----- EXERCISE MATERIALS -----

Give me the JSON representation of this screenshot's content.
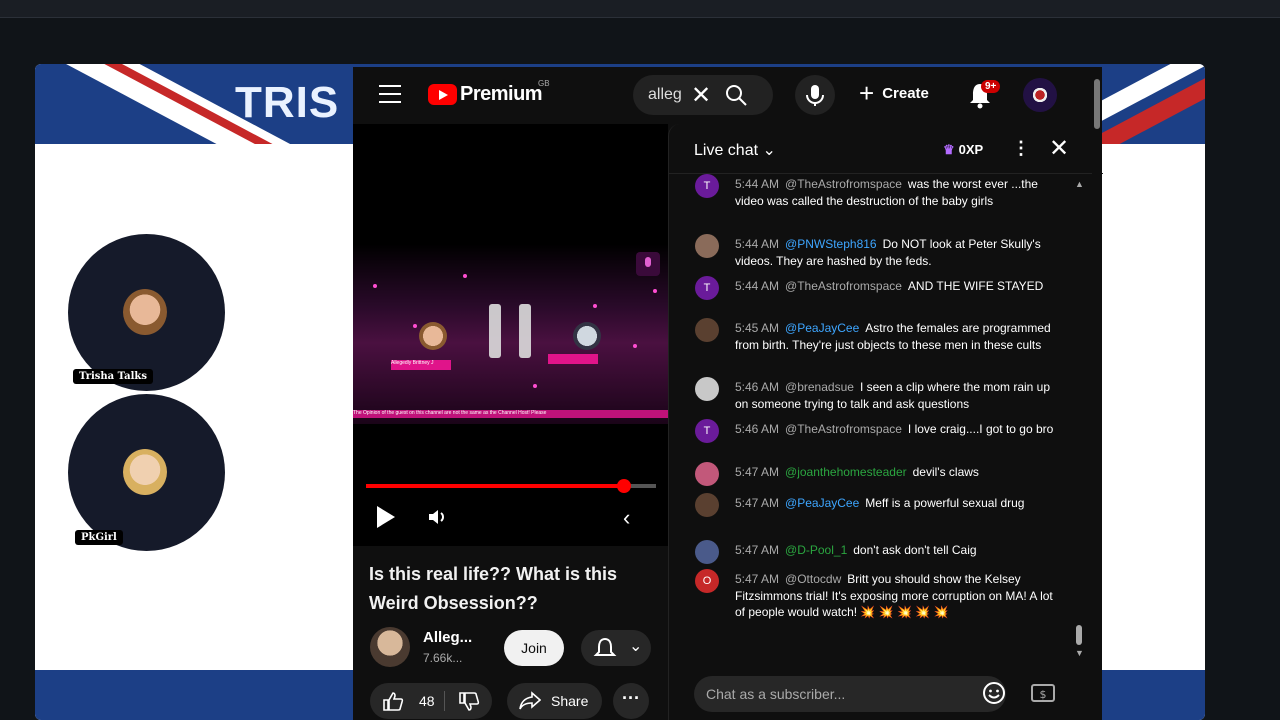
{
  "stream": {
    "banner_text": "TRIS",
    "guests": [
      {
        "tag": "Trisha Talks"
      },
      {
        "tag": "PkGirl"
      }
    ]
  },
  "youtube": {
    "logo_text": "Premium",
    "region": "GB",
    "search_value": "alleg",
    "create_label": "Create",
    "notification_badge": "9+",
    "video": {
      "title": "Is this real life?? What is this Weird Obsession??",
      "progress": 0.89,
      "ticker": "The Opinion of the guest on this channel are not the same as the Channel Host! Please",
      "left_tag": "Allegedly Brittney J"
    },
    "channel": {
      "name": "Alleg...",
      "subs": "7.66k...",
      "join_label": "Join"
    },
    "actions": {
      "like_count": "48",
      "share_label": "Share"
    },
    "chat": {
      "title": "Live chat",
      "xp": "0XP",
      "input_placeholder": "Chat as a subscriber...",
      "messages": [
        {
          "initial": "T",
          "avatar_color": "#6a1b9a",
          "time": "5:44 AM",
          "author": "@TheAstrofromspace",
          "style": "normal",
          "text": "was the worst ever ...the video was called the destruction of the baby girls"
        },
        {
          "initial": "",
          "avatar_color": "#8a6b5a",
          "time": "5:44 AM",
          "author": "@PNWSteph816",
          "style": "member",
          "text": "Do NOT look at Peter Skully's videos. They are hashed by the feds."
        },
        {
          "initial": "T",
          "avatar_color": "#6a1b9a",
          "time": "5:44 AM",
          "author": "@TheAstrofromspace",
          "style": "normal",
          "text": "AND THE WIFE STAYED"
        },
        {
          "initial": "",
          "avatar_color": "#5a4030",
          "time": "5:45 AM",
          "author": "@PeaJayCee",
          "style": "member",
          "text": "Astro the females are programmed from birth. They're just objects to these men in these cults"
        },
        {
          "initial": "",
          "avatar_color": "#c8c8c8",
          "time": "5:46 AM",
          "author": "@brenadsue",
          "style": "normal",
          "text": "I seen a clip where the mom rain up on someone trying to talk and ask questions"
        },
        {
          "initial": "T",
          "avatar_color": "#6a1b9a",
          "time": "5:46 AM",
          "author": "@TheAstrofromspace",
          "style": "normal",
          "text": "I love craig....I got to go bro"
        },
        {
          "initial": "",
          "avatar_color": "#c2587a",
          "time": "5:47 AM",
          "author": "@joanthehomesteader",
          "style": "green",
          "text": "devil's claws"
        },
        {
          "initial": "",
          "avatar_color": "#5a4030",
          "time": "5:47 AM",
          "author": "@PeaJayCee",
          "style": "member",
          "text": "Meff is a powerful sexual drug"
        },
        {
          "initial": "",
          "avatar_color": "#4a5a8a",
          "time": "5:47 AM",
          "author": "@D-Pool_1",
          "style": "green",
          "text": "don't ask don't tell Caig"
        },
        {
          "initial": "O",
          "avatar_color": "#c62828",
          "time": "5:47 AM",
          "author": "@Ottocdw",
          "style": "normal",
          "text": "Britt you should show the Kelsey Fitzsimmons trial! It's exposing more corruption on MA! A lot of people would watch! 💥 💥 💥 💥 💥"
        }
      ]
    }
  },
  "colors": {
    "youtube_red": "#ff0000",
    "bg_dark": "#0f0f0f",
    "member_blue": "#3ea6ff",
    "green_name": "#2ba640"
  }
}
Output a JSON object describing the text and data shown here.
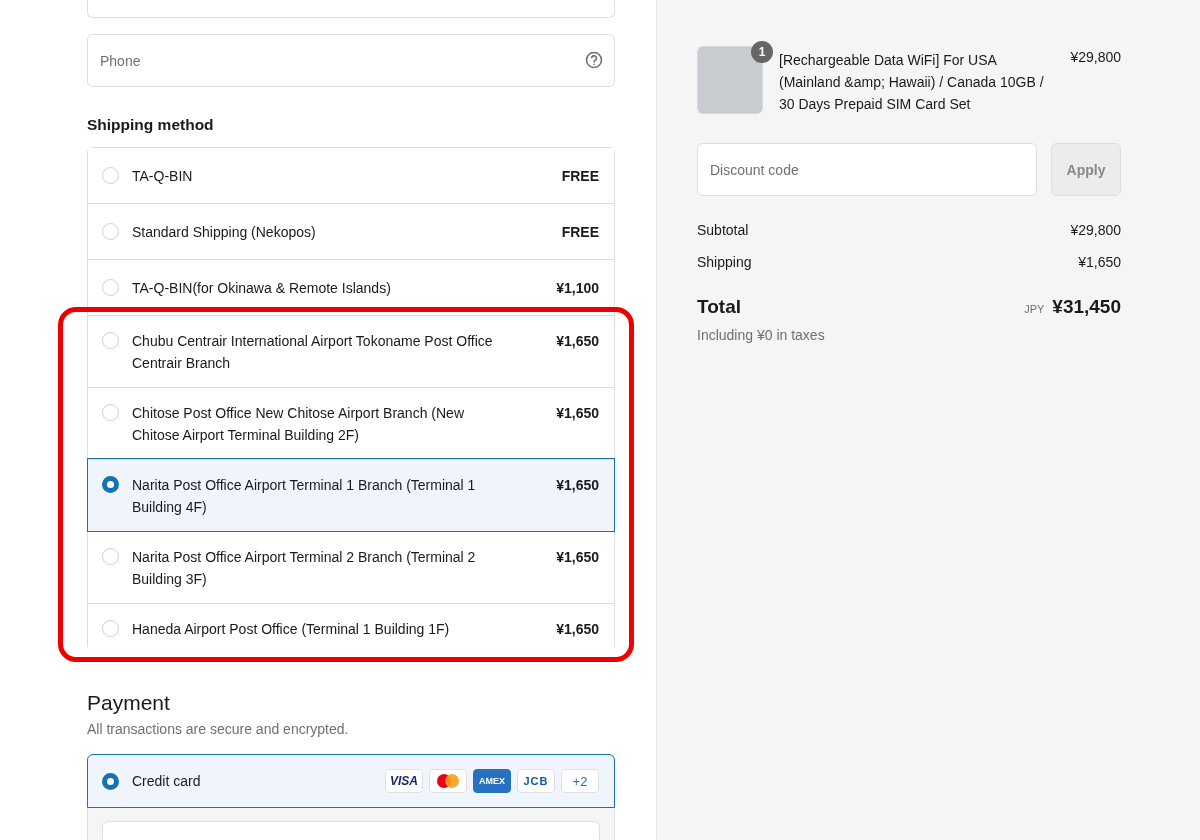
{
  "contact": {
    "phone": {
      "placeholder": "Phone"
    }
  },
  "shipping": {
    "title": "Shipping method",
    "methods": [
      {
        "name": "TA-Q-BIN",
        "price": "FREE",
        "selected": false,
        "circled": false
      },
      {
        "name": "Standard Shipping (Nekopos)",
        "price": "FREE",
        "selected": false,
        "circled": false
      },
      {
        "name": "TA-Q-BIN(for Okinawa & Remote Islands)",
        "price": "¥1,100",
        "selected": false,
        "circled": false
      },
      {
        "name": "Chubu Centrair International Airport Tokoname Post Office Centrair Branch",
        "price": "¥1,650",
        "selected": false,
        "circled": true
      },
      {
        "name": "Chitose Post Office New Chitose Airport Branch (New Chitose Airport Terminal Building 2F)",
        "price": "¥1,650",
        "selected": false,
        "circled": true
      },
      {
        "name": "Narita Post Office Airport Terminal 1 Branch (Terminal 1 Building 4F)",
        "price": "¥1,650",
        "selected": true,
        "circled": true
      },
      {
        "name": "Narita Post Office Airport Terminal 2 Branch (Terminal 2 Building 3F)",
        "price": "¥1,650",
        "selected": false,
        "circled": true
      },
      {
        "name": "Haneda Airport Post Office (Terminal 1 Building 1F)",
        "price": "¥1,650",
        "selected": false,
        "circled": true
      }
    ]
  },
  "payment": {
    "title": "Payment",
    "subtitle": "All transactions are secure and encrypted.",
    "methods": [
      {
        "name": "Credit card",
        "selected": true,
        "cards": [
          {
            "kind": "visa",
            "label": "VISA"
          },
          {
            "kind": "mastercard"
          },
          {
            "kind": "amex",
            "label": "AMEX"
          },
          {
            "kind": "jcb",
            "label": "JCB"
          },
          {
            "kind": "more",
            "label": "+2"
          }
        ]
      }
    ]
  },
  "summary": {
    "items": [
      {
        "quantity": "1",
        "title": "[Rechargeable Data WiFi] For USA (Mainland &amp; Hawaii) / Canada 10GB / 30 Days Prepaid SIM Card Set",
        "price": "¥29,800"
      }
    ],
    "discount": {
      "placeholder": "Discount code",
      "button": "Apply",
      "disabled": true
    },
    "lines": [
      {
        "label": "Subtotal",
        "value": "¥29,800"
      },
      {
        "label": "Shipping",
        "value": "¥1,650"
      }
    ],
    "total": {
      "label": "Total",
      "currency": "JPY",
      "value": "¥31,450",
      "note": "Including ¥0 in taxes"
    }
  }
}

-----

### WHAT NEEDS TO BE DONE:
Print out the whole of the material word for word, without pictures.

### TASK RESPONSE:
Give me the JSON representation of this screenshot's content.
{
  "stream": {
    "banner_text": "TRIS",
    "guests": [
      {
        "tag": "Trisha Talks"
      },
      {
        "tag": "PkGirl"
      }
    ]
  },
  "youtube": {
    "logo_text": "Premium",
    "region": "GB",
    "search_value": "alleg",
    "create_label": "Create",
    "notification_badge": "9+",
    "video": {
      "title": "Is this real life?? What is this Weird Obsession??",
      "progress": 0.89,
      "ticker": "The Opinion of the guest on this channel are not the same as the Channel Host! Please",
      "left_tag": "Allegedly Brittney J"
    },
    "channel": {
      "name": "Alleg...",
      "subs": "7.66k...",
      "join_label": "Join"
    },
    "actions": {
      "like_count": "48",
      "share_label": "Share"
    },
    "chat": {
      "title": "Live chat",
      "xp": "0XP",
      "input_placeholder": "Chat as a subscriber...",
      "messages": [
        {
          "initial": "T",
          "avatar_color": "#6a1b9a",
          "time": "5:44 AM",
          "author": "@TheAstrofromspace",
          "style": "normal",
          "text": "was the worst ever ...the video was called the destruction of the baby girls"
        },
        {
          "initial": "",
          "avatar_color": "#8a6b5a",
          "time": "5:44 AM",
          "author": "@PNWSteph816",
          "style": "member",
          "text": "Do NOT look at Peter Skully's videos. They are hashed by the feds."
        },
        {
          "initial": "T",
          "avatar_color": "#6a1b9a",
          "time": "5:44 AM",
          "author": "@TheAstrofromspace",
          "style": "normal",
          "text": "AND THE WIFE STAYED"
        },
        {
          "initial": "",
          "avatar_color": "#5a4030",
          "time": "5:45 AM",
          "author": "@PeaJayCee",
          "style": "member",
          "text": "Astro the females are programmed from birth. They're just objects to these men in these cults"
        },
        {
          "initial": "",
          "avatar_color": "#c8c8c8",
          "time": "5:46 AM",
          "author": "@brenadsue",
          "style": "normal",
          "text": "I seen a clip where the mom rain up on someone trying to talk and ask questions"
        },
        {
          "initial": "T",
          "avatar_color": "#6a1b9a",
          "time": "5:46 AM",
          "author": "@TheAstrofromspace",
          "style": "normal",
          "text": "I love craig....I got to go bro"
        },
        {
          "initial": "",
          "avatar_color": "#c2587a",
          "time": "5:47 AM",
          "author": "@joanthehomesteader",
          "style": "green",
          "text": "devil's claws"
        },
        {
          "initial": "",
          "avatar_color": "#5a4030",
          "time": "5:47 AM",
          "author": "@PeaJayCee",
          "style": "member",
          "text": "Meff is a powerful sexual drug"
        },
        {
          "initial": "",
          "avatar_color": "#4a5a8a",
          "time": "5:47 AM",
          "author": "@D-Pool_1",
          "style": "green",
          "text": "don't ask don't tell Caig"
        },
        {
          "initial": "O",
          "avatar_color": "#c62828",
          "time": "5:47 AM",
          "author": "@Ottocdw",
          "style": "normal",
          "text": "Britt you should show the Kelsey Fitzsimmons trial! It's exposing more corruption on MA! A lot of people would watch! 💥 💥 💥 💥 💥"
        }
      ]
    }
  },
  "colors": {
    "youtube_red": "#ff0000",
    "bg_dark": "#0f0f0f",
    "member_blue": "#3ea6ff",
    "green_name": "#2ba640"
  }
}
Output a JSON object describing the text and data shown here.
{
  "contact": {
    "phone": {
      "placeholder": "Phone"
    }
  },
  "shipping": {
    "title": "Shipping method",
    "methods": [
      {
        "name": "TA-Q-BIN",
        "price": "FREE",
        "selected": false,
        "circled": false
      },
      {
        "name": "Standard Shipping (Nekopos)",
        "price": "FREE",
        "selected": false,
        "circled": false
      },
      {
        "name": "TA-Q-BIN(for Okinawa & Remote Islands)",
        "price": "¥1,100",
        "selected": false,
        "circled": false
      },
      {
        "name": "Chubu Centrair International Airport Tokoname Post Office Centrair Branch",
        "price": "¥1,650",
        "selected": false,
        "circled": true
      },
      {
        "name": "Chitose Post Office New Chitose Airport Branch (New Chitose Airport Terminal Building 2F)",
        "price": "¥1,650",
        "selected": false,
        "circled": true
      },
      {
        "name": "Narita Post Office Airport Terminal 1 Branch (Terminal 1 Building 4F)",
        "price": "¥1,650",
        "selected": true,
        "circled": true
      },
      {
        "name": "Narita Post Office Airport Terminal 2 Branch (Terminal 2 Building 3F)",
        "price": "¥1,650",
        "selected": false,
        "circled": true
      },
      {
        "name": "Haneda Airport Post Office (Terminal 1 Building 1F)",
        "price": "¥1,650",
        "selected": false,
        "circled": true
      }
    ]
  },
  "payment": {
    "title": "Payment",
    "subtitle": "All transactions are secure and encrypted.",
    "methods": [
      {
        "name": "Credit card",
        "selected": true,
        "cards": [
          {
            "kind": "visa",
            "label": "VISA"
          },
          {
            "kind": "mastercard"
          },
          {
            "kind": "amex",
            "label": "AMEX"
          },
          {
            "kind": "jcb",
            "label": "JCB"
          },
          {
            "kind": "more",
            "label": "+2"
          }
        ]
      }
    ]
  },
  "summary": {
    "items": [
      {
        "quantity": "1",
        "title": "[Rechargeable Data WiFi] For USA (Mainland &amp; Hawaii) / Canada 10GB / 30 Days Prepaid SIM Card Set",
        "price": "¥29,800"
      }
    ],
    "discount": {
      "placeholder": "Discount code",
      "button": "Apply",
      "disabled": true
    },
    "lines": [
      {
        "label": "Subtotal",
        "value": "¥29,800"
      },
      {
        "label": "Shipping",
        "value": "¥1,650"
      }
    ],
    "total": {
      "label": "Total",
      "currency": "JPY",
      "value": "¥31,450",
      "note": "Including ¥0 in taxes"
    }
  }
}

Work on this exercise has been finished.